Stored records:
_ _ _
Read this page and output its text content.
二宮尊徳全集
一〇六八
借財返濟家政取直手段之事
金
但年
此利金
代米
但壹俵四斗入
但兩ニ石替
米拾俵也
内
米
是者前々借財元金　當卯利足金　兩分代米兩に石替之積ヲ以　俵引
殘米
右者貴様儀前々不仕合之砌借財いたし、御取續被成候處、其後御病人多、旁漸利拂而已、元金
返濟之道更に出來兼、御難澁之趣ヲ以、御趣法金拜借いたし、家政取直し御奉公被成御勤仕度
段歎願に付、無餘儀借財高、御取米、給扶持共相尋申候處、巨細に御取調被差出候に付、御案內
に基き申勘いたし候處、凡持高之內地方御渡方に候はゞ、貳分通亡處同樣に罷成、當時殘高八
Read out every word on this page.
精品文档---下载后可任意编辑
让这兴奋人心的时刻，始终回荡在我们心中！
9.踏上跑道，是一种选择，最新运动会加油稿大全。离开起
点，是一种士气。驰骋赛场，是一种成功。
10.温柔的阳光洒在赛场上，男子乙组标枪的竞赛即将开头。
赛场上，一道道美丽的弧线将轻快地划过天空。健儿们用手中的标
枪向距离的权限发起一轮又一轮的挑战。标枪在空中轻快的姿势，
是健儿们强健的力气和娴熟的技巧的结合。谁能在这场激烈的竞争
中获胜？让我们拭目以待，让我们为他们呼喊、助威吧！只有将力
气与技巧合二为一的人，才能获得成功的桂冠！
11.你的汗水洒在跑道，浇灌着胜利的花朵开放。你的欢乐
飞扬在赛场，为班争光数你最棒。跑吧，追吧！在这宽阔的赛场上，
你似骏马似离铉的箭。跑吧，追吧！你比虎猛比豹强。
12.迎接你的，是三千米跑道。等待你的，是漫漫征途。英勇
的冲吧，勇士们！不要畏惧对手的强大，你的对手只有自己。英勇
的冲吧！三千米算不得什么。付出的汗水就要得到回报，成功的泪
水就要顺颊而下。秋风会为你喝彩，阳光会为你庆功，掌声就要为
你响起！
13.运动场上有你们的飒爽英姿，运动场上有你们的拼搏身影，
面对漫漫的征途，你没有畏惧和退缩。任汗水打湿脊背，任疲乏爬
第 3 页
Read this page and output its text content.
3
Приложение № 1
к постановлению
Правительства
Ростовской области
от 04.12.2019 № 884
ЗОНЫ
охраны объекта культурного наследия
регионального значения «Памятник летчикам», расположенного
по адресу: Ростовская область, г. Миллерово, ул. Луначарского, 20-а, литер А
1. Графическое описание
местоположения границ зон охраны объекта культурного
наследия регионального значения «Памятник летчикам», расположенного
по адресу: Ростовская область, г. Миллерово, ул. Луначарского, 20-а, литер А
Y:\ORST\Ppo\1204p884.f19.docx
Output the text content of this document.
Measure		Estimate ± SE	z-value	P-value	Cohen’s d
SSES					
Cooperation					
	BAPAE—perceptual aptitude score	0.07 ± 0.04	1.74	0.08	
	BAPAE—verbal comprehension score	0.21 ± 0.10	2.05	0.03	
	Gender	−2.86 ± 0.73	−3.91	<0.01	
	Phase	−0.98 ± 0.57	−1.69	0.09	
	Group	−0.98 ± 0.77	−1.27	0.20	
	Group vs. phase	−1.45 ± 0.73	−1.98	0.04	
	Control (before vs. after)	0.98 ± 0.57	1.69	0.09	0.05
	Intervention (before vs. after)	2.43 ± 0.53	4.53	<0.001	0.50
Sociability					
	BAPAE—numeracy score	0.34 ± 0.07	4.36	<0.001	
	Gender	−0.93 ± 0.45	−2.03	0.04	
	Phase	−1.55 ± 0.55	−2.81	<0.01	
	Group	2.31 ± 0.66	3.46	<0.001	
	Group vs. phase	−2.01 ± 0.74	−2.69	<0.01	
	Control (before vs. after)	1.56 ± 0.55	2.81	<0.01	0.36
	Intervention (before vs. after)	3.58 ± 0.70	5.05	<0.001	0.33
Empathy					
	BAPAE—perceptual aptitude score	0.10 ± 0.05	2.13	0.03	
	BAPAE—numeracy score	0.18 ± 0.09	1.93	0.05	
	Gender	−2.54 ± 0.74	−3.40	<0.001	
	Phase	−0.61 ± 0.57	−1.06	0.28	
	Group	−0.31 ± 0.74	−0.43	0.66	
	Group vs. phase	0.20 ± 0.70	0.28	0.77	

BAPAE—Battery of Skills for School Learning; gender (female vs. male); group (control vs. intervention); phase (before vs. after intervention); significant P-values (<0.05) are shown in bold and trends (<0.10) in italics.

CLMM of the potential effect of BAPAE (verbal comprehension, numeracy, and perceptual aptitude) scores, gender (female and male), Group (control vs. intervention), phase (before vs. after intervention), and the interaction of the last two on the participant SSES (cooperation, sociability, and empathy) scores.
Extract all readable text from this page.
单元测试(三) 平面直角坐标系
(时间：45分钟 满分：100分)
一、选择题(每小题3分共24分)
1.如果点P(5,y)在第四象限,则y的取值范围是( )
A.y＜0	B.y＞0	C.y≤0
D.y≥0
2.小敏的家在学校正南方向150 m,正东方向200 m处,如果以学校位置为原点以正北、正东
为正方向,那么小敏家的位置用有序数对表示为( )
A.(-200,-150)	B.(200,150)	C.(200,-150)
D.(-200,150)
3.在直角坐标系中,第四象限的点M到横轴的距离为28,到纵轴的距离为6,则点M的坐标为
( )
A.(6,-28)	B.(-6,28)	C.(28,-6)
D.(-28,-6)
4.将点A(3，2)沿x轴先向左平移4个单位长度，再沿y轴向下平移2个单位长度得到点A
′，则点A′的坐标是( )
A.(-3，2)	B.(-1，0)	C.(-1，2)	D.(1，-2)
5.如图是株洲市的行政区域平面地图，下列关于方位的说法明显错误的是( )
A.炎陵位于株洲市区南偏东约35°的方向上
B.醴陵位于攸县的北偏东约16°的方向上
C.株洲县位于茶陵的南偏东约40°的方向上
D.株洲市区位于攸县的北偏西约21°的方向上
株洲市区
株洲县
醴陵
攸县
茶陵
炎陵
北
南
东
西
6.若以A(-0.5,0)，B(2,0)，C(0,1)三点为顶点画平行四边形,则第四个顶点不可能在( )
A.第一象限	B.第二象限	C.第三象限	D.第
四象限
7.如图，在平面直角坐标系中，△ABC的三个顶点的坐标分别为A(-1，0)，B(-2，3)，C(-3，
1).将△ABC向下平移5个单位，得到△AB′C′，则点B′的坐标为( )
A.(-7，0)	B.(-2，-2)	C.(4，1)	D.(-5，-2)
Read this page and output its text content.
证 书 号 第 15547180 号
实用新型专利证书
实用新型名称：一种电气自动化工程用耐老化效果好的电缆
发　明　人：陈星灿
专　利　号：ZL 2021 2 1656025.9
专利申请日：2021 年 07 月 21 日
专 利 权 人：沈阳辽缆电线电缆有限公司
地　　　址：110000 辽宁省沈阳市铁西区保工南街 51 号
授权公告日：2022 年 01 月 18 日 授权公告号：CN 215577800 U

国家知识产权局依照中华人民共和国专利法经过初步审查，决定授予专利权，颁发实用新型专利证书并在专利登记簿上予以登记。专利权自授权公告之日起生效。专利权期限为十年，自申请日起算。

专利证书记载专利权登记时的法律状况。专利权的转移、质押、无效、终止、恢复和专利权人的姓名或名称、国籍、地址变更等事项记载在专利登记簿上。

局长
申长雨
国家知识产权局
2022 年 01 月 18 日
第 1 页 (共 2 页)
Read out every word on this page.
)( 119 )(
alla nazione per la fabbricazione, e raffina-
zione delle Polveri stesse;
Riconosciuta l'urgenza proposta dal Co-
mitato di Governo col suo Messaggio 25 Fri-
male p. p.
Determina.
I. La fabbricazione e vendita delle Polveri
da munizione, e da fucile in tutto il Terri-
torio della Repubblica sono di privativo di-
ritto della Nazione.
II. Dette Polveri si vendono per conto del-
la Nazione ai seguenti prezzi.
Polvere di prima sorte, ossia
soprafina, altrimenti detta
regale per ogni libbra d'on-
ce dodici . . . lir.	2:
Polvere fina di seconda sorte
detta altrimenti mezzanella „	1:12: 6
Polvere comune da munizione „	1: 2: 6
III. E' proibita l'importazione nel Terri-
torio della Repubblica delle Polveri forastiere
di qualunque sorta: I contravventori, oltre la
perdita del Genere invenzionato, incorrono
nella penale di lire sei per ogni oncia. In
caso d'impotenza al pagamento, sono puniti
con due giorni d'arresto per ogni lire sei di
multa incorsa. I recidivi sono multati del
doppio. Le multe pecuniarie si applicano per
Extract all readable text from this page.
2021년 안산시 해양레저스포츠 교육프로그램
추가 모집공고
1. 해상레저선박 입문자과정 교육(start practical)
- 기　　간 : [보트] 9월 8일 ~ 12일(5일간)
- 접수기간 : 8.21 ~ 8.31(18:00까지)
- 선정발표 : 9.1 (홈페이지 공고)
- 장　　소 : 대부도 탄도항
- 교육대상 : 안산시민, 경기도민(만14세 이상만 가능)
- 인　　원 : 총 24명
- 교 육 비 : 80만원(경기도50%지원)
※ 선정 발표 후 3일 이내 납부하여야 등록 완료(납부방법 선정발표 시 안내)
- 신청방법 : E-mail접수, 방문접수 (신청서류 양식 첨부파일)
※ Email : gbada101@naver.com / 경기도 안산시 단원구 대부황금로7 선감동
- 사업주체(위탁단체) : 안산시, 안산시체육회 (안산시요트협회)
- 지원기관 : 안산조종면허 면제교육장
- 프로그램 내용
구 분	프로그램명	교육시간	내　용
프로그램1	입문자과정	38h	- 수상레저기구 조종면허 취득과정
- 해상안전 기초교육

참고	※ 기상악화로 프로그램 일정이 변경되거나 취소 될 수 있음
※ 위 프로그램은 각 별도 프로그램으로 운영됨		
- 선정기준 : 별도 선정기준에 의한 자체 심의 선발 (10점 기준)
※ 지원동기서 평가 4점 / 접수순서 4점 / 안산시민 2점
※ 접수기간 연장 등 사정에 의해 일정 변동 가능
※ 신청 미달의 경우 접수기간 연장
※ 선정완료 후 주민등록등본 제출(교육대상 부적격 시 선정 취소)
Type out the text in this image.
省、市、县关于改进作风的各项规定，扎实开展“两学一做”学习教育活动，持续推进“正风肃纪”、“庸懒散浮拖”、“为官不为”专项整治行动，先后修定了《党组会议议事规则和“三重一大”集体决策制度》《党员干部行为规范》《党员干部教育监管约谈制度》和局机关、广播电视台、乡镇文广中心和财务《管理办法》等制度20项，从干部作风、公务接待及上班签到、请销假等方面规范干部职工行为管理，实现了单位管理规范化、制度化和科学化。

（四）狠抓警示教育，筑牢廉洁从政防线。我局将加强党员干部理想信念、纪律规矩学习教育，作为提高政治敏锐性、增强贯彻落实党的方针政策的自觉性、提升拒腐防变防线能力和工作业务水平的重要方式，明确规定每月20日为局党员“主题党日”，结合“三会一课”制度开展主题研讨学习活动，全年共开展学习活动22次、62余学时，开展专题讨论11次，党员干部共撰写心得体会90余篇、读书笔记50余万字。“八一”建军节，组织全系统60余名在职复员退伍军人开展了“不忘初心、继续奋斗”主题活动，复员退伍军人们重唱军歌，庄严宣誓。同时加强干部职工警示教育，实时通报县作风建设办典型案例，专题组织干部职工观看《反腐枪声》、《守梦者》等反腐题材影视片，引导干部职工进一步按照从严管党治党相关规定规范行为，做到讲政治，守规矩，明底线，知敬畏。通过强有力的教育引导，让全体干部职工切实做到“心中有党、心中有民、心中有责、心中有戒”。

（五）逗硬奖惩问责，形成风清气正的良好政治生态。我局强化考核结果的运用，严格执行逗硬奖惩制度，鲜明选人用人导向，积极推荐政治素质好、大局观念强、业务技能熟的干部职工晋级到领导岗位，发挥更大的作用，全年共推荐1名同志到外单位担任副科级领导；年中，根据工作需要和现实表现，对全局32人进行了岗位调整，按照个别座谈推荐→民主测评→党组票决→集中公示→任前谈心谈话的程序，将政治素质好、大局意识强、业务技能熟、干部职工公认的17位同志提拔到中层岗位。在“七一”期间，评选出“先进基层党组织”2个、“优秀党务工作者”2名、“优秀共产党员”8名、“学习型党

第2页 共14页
_ _ _
__Set problem__:
Using the material above, copy every line in which the string "Polvere" occurs.

__Solution to this exercise__:
Polvere di prima sorte, ossia
Polvere fina di seconda sorte
Polvere comune da munizione „	1: 2: 6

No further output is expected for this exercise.